> Tasks to carry out
1/ Translate into Spanish this sentence from the passage on unequal exchange and Third World development: "Historical politico-economic development of a country comes from social practice, the struggle for production, the class struggle, and scientific work."
2/ Write a continuation of the passage on unequal exchange and Third World development, starting after its final sentence.

> Provided text
Historical politico-economic development of a country comes from social practice, the struggle for production, the class struggle, and scientific work.

With a new perspectives emerging post-1960s, from the Third World revolutionaries like Che Guevara and Fidel Castro in Cuba, Frantz Fanon in Algiers, Ho Chi-Minh and Nguyen Giap in Vietnam, Amílcar Cabral in Guinea-Bissau, and Eduardo Mondlane in Mozambique, and from socialist-progressive academics like Ruy Mauro Marini, Andre Gunder Frank, Samir Amin, Immanuel Wallerstein, Arghiri Emmanuel, István Mészáros, Lebowitz, Magdoff, Baran and Sweezy, Foster, Suwandi, Saito and the Patnaiks’ – who are critical on the dominant capitalist world system and existing socialist frameworks – there were – and still ongoing – various, and varied, enquiries regarding capitalist development and on Third World underdevelopment in development that inevitably open the door to a better understanding of our country place in world history, our present national politico-economic dilemma, and ahead, the future progression.

To understand Malaysia “economic developmemt”, we need to acknowledge the historical perspective when Third World Global South countries had been, and is still are, supplying the Global North metropolis with raw materials and tropical agricultural goods produced with cheap labour, while the metropolis Global North has overwhelming political and economic power and control over our economic destiny. The development of the Global South peripheral countries was, during colonial settlement and postcolonial domination, once deemed impossible within the capitalist system. Development in Third World countries would only become possible if there was a revolution that cut off the supply chains that connected them to the metropolis monopoly-capital ownership and dominating financialisation control. An immediate relevance is the introduction to progressive modern models to be promoted to uplift Global South countries to dynamic development executions more urgent than never before.

The dependency narrative hinges on the principle of unequal exchange as part of an approach of how imperialism transfers value. The idea that unequal exchange was part of imperialism emerged at more or less the same time in different places, affecting various workers, showing how diverse ideas are historically determinate.

All these frameworks point to the central conflict between capital and labour, which is reflected in the global differences in wages and differing degrees of exploitation, (see TNCs and Labour).

One needs to know that it is not just value that was created during production, but it is in the exchange of products or services when value is finally realised. Resultant outcome is due expropriation, and the exploitation thereon that create the full circle of capital accumulation encompassing both production and its circulation.

Emmanuel’s theory of unequal exchange is hence as inseparably linked to the original theory of Prebish, Singer, Lewis and Baron on trade and development. Emmanuel’s argument that by transferring through non-equivalent exchange, a large part of its surplus to the rich coun­tries, the periphery deprives itself of the means of accumulation and growth. Therefore, an impor­tant implication of Emmanuel’s theory is that a widening wage gap leads to a deterioration of the periphery’s (emerging economies, low-income countries, developing countries) terms of trade, and a subsequent reduction in its rate of economic growth.

> Collected data entries
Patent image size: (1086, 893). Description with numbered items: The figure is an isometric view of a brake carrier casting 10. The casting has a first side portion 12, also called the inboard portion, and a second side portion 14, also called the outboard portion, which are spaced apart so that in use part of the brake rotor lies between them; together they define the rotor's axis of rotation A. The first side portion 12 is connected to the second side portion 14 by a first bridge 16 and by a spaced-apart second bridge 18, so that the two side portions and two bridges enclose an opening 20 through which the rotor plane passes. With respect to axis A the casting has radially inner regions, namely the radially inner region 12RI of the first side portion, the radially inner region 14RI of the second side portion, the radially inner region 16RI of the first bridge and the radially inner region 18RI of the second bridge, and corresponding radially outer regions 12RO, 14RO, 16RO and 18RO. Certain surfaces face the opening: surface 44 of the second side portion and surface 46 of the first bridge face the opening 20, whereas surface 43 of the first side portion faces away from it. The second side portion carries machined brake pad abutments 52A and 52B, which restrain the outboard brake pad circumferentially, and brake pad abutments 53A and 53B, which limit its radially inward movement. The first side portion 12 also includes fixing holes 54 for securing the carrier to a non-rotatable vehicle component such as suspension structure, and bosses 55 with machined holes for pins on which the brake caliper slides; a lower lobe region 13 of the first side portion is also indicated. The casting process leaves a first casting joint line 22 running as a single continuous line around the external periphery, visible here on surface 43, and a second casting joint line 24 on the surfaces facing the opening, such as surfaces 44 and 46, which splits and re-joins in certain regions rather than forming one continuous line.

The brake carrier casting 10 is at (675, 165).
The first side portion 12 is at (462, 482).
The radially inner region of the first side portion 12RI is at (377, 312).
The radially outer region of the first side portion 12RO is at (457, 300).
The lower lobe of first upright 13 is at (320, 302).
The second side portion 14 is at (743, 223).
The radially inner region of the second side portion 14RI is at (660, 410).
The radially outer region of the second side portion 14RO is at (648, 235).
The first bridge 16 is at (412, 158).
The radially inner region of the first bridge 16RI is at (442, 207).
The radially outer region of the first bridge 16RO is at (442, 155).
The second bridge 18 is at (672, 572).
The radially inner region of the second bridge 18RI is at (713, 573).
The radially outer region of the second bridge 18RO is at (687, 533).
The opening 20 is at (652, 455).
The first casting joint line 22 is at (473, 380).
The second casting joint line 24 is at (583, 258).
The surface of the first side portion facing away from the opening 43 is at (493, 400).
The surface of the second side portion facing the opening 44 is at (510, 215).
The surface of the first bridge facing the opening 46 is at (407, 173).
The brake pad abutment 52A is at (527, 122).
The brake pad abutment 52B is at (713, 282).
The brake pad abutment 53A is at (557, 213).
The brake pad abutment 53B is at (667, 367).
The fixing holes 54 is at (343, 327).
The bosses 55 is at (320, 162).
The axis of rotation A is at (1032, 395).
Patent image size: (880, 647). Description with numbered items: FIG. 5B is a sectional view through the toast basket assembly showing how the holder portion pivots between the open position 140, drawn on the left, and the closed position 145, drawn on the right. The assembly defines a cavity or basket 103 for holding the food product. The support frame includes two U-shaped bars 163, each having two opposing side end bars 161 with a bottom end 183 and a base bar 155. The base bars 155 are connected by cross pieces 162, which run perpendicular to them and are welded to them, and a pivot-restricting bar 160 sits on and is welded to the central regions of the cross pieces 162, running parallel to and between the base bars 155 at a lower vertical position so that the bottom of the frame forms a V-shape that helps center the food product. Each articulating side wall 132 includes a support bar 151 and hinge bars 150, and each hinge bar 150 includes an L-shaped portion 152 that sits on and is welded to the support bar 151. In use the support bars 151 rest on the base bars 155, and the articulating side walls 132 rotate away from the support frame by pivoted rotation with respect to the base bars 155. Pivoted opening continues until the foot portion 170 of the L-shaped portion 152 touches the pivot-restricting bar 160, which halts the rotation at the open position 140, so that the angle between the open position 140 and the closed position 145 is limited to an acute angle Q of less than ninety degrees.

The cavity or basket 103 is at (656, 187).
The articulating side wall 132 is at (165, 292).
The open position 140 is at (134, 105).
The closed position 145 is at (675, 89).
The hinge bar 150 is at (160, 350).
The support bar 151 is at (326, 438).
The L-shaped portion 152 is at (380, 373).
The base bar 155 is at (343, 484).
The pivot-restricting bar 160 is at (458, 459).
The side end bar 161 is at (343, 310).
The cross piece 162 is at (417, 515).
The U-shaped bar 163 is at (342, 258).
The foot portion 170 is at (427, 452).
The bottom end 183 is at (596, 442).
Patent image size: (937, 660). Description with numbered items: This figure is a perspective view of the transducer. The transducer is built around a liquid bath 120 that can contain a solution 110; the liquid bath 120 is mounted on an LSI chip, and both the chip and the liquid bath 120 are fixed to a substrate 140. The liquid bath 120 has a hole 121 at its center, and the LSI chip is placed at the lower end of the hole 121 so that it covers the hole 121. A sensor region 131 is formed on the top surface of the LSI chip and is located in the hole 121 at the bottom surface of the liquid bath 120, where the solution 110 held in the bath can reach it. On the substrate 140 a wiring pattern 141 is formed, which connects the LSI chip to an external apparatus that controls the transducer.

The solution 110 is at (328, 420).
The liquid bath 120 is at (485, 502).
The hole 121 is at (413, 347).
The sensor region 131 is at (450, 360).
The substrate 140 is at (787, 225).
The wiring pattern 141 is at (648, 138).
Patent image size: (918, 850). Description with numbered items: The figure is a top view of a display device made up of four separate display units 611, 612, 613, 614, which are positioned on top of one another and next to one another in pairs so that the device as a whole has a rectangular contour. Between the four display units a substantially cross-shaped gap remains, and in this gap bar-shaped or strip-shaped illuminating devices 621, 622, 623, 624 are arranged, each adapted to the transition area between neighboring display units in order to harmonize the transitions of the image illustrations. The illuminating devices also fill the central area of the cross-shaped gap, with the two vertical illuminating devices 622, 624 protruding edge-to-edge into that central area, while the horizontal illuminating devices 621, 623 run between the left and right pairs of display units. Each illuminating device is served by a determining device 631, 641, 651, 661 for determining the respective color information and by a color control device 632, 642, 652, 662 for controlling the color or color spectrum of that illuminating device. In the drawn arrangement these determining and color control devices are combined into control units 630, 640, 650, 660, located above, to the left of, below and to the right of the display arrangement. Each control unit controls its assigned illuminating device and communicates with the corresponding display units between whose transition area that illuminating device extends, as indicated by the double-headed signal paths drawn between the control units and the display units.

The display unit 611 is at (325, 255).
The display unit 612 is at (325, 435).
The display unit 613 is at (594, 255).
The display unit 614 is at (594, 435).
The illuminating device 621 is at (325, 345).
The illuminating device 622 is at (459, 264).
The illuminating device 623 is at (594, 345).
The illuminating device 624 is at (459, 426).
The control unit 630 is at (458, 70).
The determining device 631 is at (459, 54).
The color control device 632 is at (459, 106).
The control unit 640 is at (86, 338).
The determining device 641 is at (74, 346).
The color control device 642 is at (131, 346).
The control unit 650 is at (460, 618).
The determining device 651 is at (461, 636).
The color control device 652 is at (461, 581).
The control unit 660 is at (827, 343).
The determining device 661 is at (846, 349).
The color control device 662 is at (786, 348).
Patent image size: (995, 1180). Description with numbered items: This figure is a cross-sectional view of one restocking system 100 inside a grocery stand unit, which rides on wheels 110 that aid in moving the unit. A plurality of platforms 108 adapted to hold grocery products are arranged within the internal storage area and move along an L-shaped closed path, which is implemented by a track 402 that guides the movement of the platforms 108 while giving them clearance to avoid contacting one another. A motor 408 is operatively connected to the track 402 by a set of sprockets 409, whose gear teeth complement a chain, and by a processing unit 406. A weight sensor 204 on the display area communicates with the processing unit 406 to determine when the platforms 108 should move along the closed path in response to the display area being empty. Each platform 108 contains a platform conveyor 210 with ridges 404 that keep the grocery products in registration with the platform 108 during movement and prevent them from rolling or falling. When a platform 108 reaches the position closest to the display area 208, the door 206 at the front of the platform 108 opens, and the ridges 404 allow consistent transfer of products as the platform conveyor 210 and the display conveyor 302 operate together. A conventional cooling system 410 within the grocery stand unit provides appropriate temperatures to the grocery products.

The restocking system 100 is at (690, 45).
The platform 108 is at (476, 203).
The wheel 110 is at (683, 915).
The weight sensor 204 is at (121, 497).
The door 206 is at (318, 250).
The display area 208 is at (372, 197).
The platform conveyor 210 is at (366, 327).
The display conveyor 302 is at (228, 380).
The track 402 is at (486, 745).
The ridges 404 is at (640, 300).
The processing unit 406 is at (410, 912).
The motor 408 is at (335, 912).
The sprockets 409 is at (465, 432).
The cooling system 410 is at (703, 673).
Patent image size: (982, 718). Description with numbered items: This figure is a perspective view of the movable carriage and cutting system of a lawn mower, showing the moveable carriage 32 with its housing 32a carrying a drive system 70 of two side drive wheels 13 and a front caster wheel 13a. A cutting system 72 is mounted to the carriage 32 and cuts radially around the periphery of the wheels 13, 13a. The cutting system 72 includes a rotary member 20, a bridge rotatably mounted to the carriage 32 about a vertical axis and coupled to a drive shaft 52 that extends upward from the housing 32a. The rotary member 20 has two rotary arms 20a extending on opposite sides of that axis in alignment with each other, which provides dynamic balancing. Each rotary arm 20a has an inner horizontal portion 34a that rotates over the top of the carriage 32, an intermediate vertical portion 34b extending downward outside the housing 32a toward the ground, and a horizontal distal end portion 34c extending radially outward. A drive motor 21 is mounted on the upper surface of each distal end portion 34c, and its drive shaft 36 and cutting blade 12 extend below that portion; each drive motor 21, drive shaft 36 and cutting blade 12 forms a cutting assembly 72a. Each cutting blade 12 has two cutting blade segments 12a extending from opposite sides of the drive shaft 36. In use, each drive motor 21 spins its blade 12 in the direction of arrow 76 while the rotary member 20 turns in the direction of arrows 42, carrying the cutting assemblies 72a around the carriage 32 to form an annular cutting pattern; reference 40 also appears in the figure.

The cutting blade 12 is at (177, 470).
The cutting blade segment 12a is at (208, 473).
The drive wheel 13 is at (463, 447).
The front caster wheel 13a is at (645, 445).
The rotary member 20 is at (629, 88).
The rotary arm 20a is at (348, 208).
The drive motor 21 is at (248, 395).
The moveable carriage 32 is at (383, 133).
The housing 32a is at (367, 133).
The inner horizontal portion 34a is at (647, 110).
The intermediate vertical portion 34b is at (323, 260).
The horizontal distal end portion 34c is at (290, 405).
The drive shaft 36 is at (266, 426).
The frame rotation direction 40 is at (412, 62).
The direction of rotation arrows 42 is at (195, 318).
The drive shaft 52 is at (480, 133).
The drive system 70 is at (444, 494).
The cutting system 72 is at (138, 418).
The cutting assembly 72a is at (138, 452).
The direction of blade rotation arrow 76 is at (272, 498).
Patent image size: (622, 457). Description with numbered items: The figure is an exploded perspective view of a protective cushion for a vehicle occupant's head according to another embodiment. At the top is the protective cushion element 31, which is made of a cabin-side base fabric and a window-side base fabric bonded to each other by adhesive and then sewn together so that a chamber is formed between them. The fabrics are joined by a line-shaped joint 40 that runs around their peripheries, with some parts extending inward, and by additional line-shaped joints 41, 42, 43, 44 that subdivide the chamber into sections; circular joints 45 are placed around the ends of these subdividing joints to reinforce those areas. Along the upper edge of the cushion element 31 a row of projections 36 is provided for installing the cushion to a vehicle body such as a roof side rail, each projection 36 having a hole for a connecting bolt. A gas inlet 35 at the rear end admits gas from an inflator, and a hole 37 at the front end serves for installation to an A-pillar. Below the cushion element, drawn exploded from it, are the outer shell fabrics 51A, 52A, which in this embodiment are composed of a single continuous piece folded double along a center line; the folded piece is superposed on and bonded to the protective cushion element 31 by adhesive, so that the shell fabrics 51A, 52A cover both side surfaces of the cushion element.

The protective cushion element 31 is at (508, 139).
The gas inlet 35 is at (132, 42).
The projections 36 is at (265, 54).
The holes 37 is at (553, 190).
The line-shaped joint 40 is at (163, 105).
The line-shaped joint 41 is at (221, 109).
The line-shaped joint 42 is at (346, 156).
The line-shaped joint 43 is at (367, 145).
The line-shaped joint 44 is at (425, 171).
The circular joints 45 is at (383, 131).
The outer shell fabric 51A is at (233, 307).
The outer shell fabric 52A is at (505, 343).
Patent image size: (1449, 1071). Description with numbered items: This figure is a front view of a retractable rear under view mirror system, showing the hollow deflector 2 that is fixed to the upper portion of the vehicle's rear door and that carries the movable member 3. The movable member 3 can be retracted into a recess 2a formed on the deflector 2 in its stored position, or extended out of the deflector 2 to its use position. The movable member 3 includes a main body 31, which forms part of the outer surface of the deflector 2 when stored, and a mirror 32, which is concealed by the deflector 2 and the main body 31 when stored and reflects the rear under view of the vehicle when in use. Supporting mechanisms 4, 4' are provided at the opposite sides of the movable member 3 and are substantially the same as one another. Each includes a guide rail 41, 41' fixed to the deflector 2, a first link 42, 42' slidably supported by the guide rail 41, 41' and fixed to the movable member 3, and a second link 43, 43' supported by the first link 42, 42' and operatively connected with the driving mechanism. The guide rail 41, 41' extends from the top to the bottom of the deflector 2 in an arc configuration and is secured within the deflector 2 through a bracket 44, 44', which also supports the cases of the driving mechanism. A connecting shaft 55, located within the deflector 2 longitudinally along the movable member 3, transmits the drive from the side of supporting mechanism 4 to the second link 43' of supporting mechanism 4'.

> Expected results
1/ El desarrollo político-económico histórico de un país proviene de la práctica social, la lucha por la producción, la lucha de clases y el trabajo científico.

2/
2] LABOUR SUPEREXPLOITATION

Labour superexploitation conceptually captures the real condition of the working class in Africa, Asia and south America. It involves three elements: low wages, long hours, and intense work leading to due strenuous exhaustion. Above all, it is characterised by “the greater exploitation of the worker’s physical strength, as opposed to the exploitation resulting from increasing his productivity, and tends normally to be expressed in the fact that labor power is remunerated below its real value.Ruy Mauro Marini.

For the SCRIPT in Madani Malaysia to be successful, in term of implementation and sustainability of a progressive politico-economic developmental praxis, working-class unity has to be consolidated.

It can only be further solidified if the tenet of divisive divisions by capitalism is better understood both in theory and in practice. Hence, we argue for a comprehensive yet bold project that is based on TAPAO that goes beyond its ethos as a renewal of an socialist ideal with Malaysian characteristics in order to take full account of the struggle of the labour movement.

Within the context of Malaysia development of underdevelopment – glaringly as in the cases of northeastern states in semanjung and the Borneo state of Sabah, and the many urban poors in the country as documented by the World Bank and UNICEF, we are witnessing the relational inequality generated. This is further reproduced by labour superexploitation and relational surplus value whence labour superexploitation is the essence of capitalism as neoliberalism is imperialism, too.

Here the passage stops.